## WHAT YOU NEED TO DO
Pull every line that holds the word "name" from the entries.

[Entries taken from a collection]
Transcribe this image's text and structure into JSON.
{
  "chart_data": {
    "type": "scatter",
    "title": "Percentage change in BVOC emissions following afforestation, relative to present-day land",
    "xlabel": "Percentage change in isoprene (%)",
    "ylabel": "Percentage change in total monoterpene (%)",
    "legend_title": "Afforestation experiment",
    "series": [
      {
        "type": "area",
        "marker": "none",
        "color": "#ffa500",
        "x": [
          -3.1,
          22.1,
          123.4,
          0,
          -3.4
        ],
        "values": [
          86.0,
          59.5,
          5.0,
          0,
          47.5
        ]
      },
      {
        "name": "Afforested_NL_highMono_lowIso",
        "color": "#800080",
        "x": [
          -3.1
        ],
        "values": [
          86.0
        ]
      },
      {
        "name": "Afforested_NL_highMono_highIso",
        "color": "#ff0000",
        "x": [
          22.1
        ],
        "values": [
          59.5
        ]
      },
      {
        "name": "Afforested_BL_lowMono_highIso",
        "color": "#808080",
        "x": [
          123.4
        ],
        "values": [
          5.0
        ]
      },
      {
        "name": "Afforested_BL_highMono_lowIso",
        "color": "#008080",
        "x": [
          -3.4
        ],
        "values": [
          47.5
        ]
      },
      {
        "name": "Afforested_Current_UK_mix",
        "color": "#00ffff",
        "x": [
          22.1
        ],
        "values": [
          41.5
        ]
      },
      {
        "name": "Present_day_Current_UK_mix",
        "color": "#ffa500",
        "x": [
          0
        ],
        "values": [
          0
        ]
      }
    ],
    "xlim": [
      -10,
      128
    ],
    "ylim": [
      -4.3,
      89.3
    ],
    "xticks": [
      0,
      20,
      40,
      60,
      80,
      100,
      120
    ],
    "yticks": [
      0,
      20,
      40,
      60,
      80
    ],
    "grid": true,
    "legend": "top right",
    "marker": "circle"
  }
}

## OUTPUT FOR THIS TASK
        "name": "Afforested_NL_highMono_lowIso",
        "name": "Afforested_NL_highMono_highIso",
        "name": "Afforested_BL_lowMono_highIso",
        "name": "Afforested_BL_highMono_lowIso",
        "name": "Afforested_Current_UK_mix",
        "name": "Present_day_Current_UK_mix",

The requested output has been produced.